Read the listing and extract each line that includes the word "business".

▸ **Figure record extracts**:
______________________________
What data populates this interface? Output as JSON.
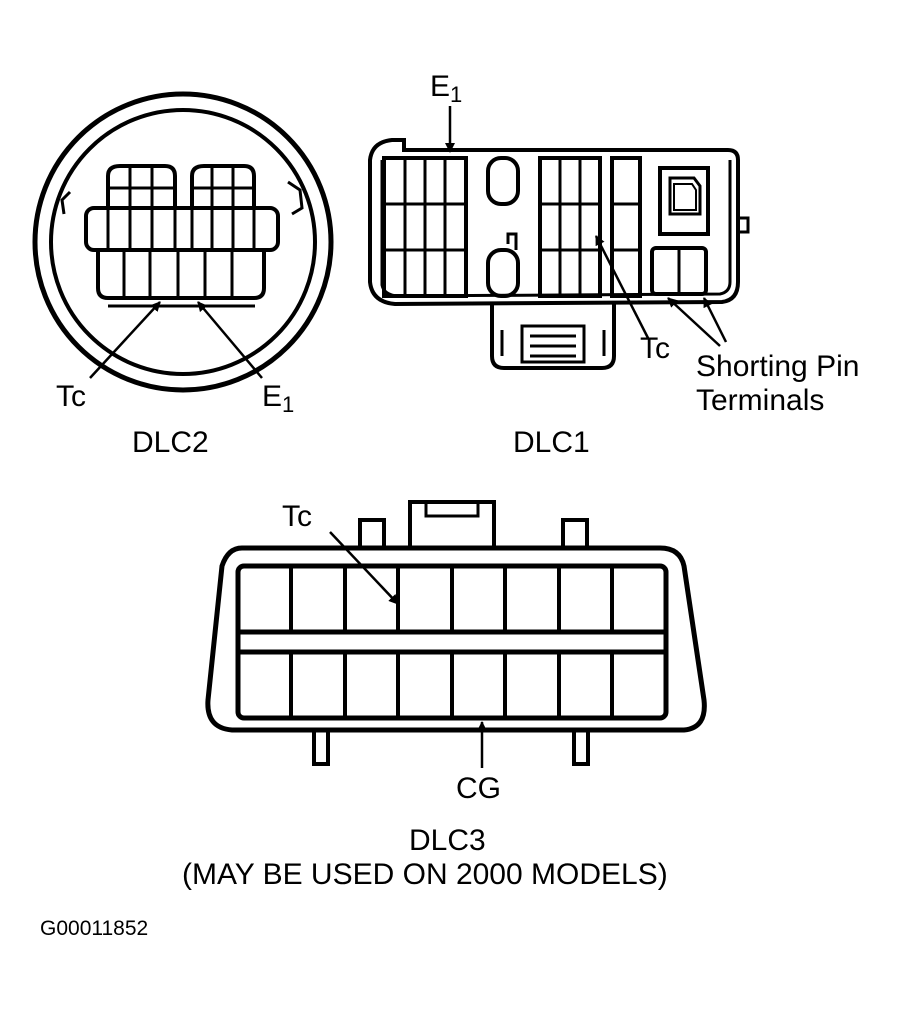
{
  "dlc2": {
    "name": "DLC2",
    "labels": {
      "tc": "Tc",
      "e1_main": "E",
      "e1_sub": "1"
    }
  },
  "dlc1": {
    "name": "DLC1",
    "labels": {
      "e1_main": "E",
      "e1_sub": "1",
      "tc": "Tc",
      "shorting_line1": "Shorting Pin",
      "shorting_line2": "Terminals"
    }
  },
  "dlc3": {
    "name": "DLC3",
    "note": "(MAY BE USED ON 2000 MODELS)",
    "labels": {
      "tc": "Tc",
      "cg": "CG"
    }
  },
  "figure_id": "G00011852"
}
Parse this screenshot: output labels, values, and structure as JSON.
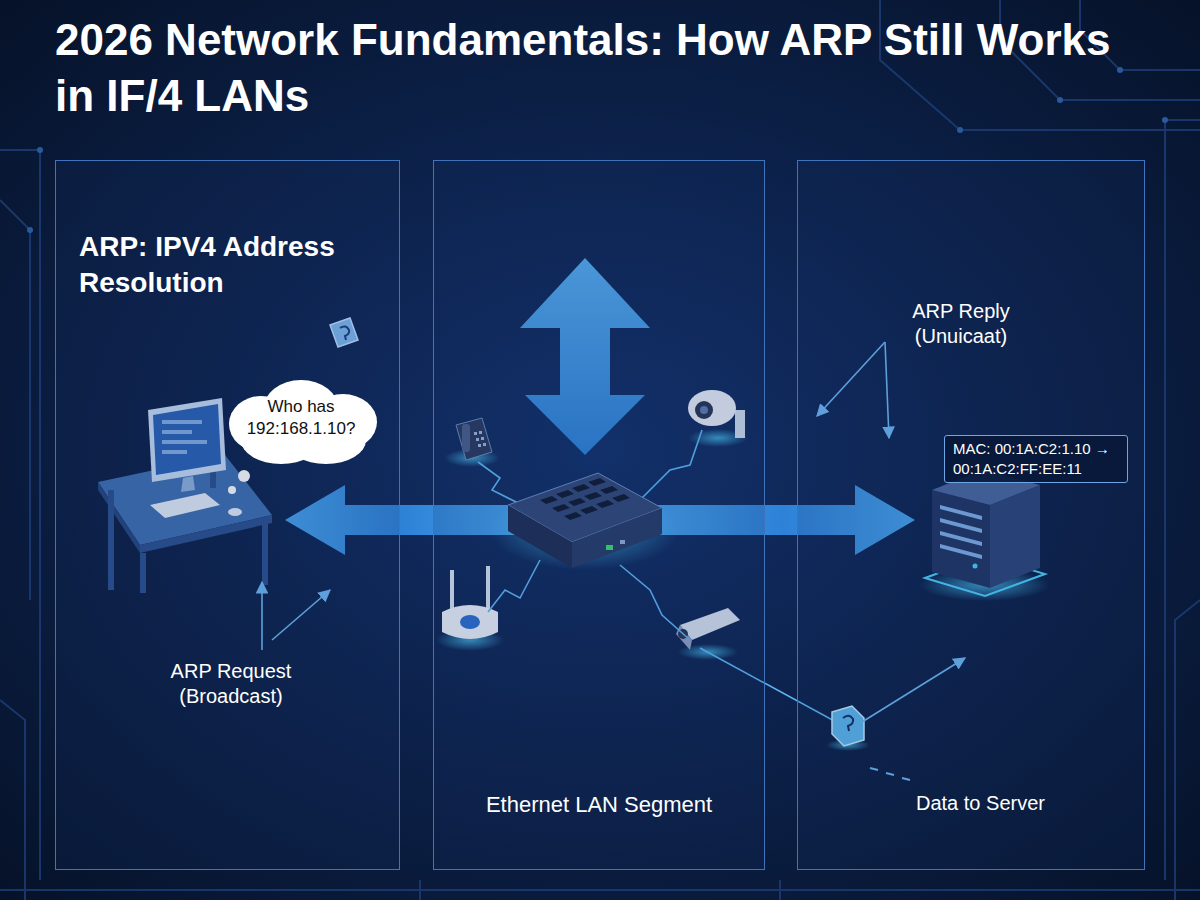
{
  "diagram": {
    "title": "2026 Network Fundamentals: How ARP Still Works in IF/4 LANs",
    "nodes": [
      {
        "text": [
          "ARP: IPV4 Address Resolution",
          "ARP Request (Broadcast)"
        ]
      },
      {
        "text": [
          "Who has 192:168.1.10?"
        ],
        "in": 0
      },
      {
        "text": [
          "Ethernet LAN Segment"
        ]
      },
      {
        "text": [
          "ARP Reply (Unuicaat)",
          "Data to Server"
        ]
      },
      {
        "text": [
          "MAC: 00:1A:C2:1.10 → 00:1A:C2:FF:EE:11"
        ],
        "in": 3
      }
    ]
  }
}
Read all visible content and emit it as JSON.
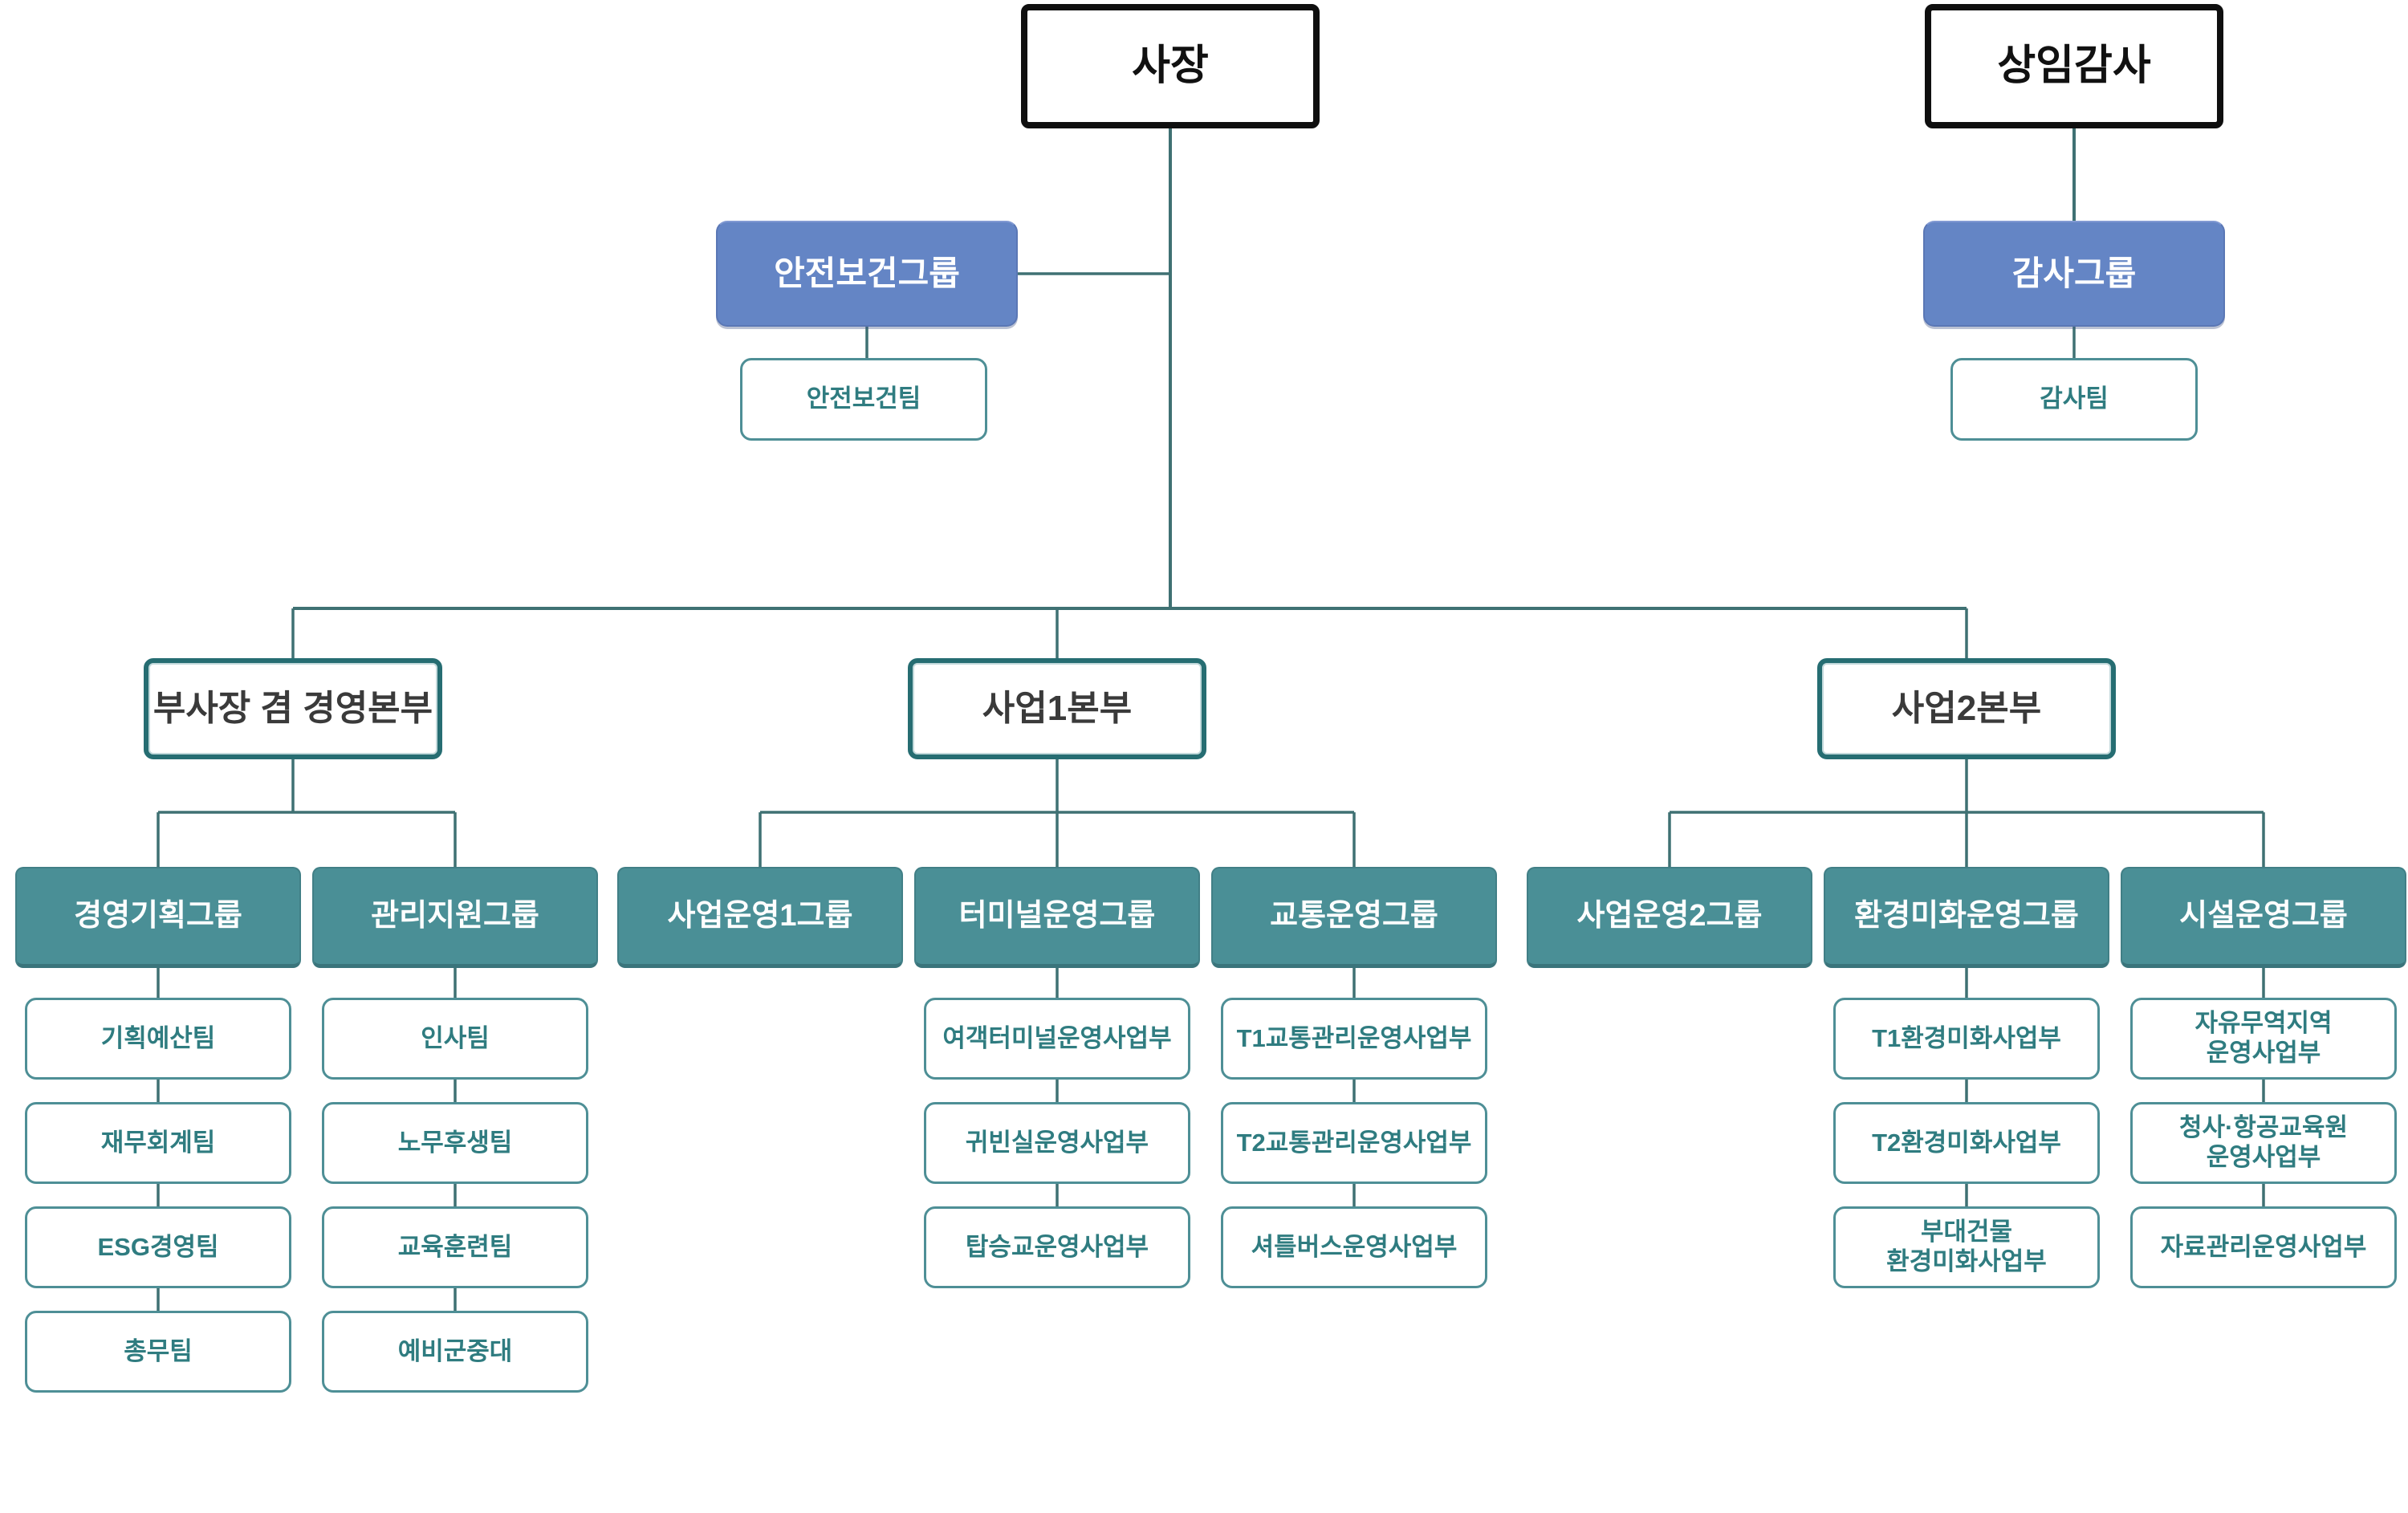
{
  "diagram": {
    "type": "org-chart",
    "colors": {
      "teal_group_box": "#4A8F96",
      "blue_staff_box": "#6485C5",
      "connector_line": "#3F7173",
      "teal_text": "#2F7C80",
      "dark_text": "#3a3a3a",
      "black_border": "#0f0f0f",
      "division_border": "#266D72"
    },
    "president": {
      "id": "president",
      "label": "사장"
    },
    "standing_auditor": {
      "id": "standing-auditor",
      "label": "상임감사"
    },
    "staff_under_president": {
      "group": {
        "id": "safety-health-group",
        "label": "안전보건그룹"
      },
      "team": {
        "id": "safety-health-team",
        "label": "안전보건팀"
      }
    },
    "staff_under_auditor": {
      "group": {
        "id": "audit-group",
        "label": "감사그룹"
      },
      "team": {
        "id": "audit-team",
        "label": "감사팀"
      }
    },
    "divisions": [
      {
        "id": "vp-management-division",
        "label": "부사장 겸 경영본부",
        "groups": [
          {
            "id": "management-planning-group",
            "label": "경영기획그룹",
            "teams": [
              {
                "id": "planning-budget-team",
                "label": "기획예산팀"
              },
              {
                "id": "finance-accounting-team",
                "label": "재무회계팀"
              },
              {
                "id": "esg-management-team",
                "label": "ESG경영팀"
              },
              {
                "id": "general-affairs-team",
                "label": "총무팀"
              }
            ]
          },
          {
            "id": "admin-support-group",
            "label": "관리지원그룹",
            "teams": [
              {
                "id": "hr-team",
                "label": "인사팀"
              },
              {
                "id": "labor-welfare-team",
                "label": "노무후생팀"
              },
              {
                "id": "education-training-team",
                "label": "교육훈련팀"
              },
              {
                "id": "reserve-forces-company",
                "label": "예비군중대"
              }
            ]
          }
        ]
      },
      {
        "id": "business-division-1",
        "label": "사업1본부",
        "groups": [
          {
            "id": "business-operations-group-1",
            "label": "사업운영1그룹",
            "teams": []
          },
          {
            "id": "terminal-operations-group",
            "label": "터미널운영그룹",
            "teams": [
              {
                "id": "passenger-terminal-operations-dept",
                "label": "여객터미널운영사업부"
              },
              {
                "id": "vip-room-operations-dept",
                "label": "귀빈실운영사업부"
              },
              {
                "id": "boarding-bridge-operations-dept",
                "label": "탑승교운영사업부"
              }
            ]
          },
          {
            "id": "traffic-operations-group",
            "label": "교통운영그룹",
            "teams": [
              {
                "id": "t1-traffic-management-operations-dept",
                "label": "T1교통관리운영사업부"
              },
              {
                "id": "t2-traffic-management-operations-dept",
                "label": "T2교통관리운영사업부"
              },
              {
                "id": "shuttle-bus-operations-dept",
                "label": "셔틀버스운영사업부"
              }
            ]
          }
        ]
      },
      {
        "id": "business-division-2",
        "label": "사업2본부",
        "groups": [
          {
            "id": "business-operations-group-2",
            "label": "사업운영2그룹",
            "teams": []
          },
          {
            "id": "environmental-cleaning-operations-group",
            "label": "환경미화운영그룹",
            "teams": [
              {
                "id": "t1-environmental-cleaning-dept",
                "label": "T1환경미화사업부"
              },
              {
                "id": "t2-environmental-cleaning-dept",
                "label": "T2환경미화사업부"
              },
              {
                "id": "auxiliary-building-environmental-cleaning-dept",
                "label": "부대건물\n환경미화사업부"
              }
            ]
          },
          {
            "id": "facility-operations-group",
            "label": "시설운영그룹",
            "teams": [
              {
                "id": "free-trade-zone-operations-dept",
                "label": "자유무역지역\n운영사업부"
              },
              {
                "id": "office-aviation-academy-operations-dept",
                "label": "청사·항공교육원\n운영사업부"
              },
              {
                "id": "data-management-operations-dept",
                "label": "자료관리운영사업부"
              }
            ]
          }
        ]
      }
    ]
  }
}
______________________________
▸ **FULL RESPONSE**:
        "id": "business-division-1",
            "id": "business-operations-group-1",
        "id": "business-division-2",
            "id": "business-operations-group-2",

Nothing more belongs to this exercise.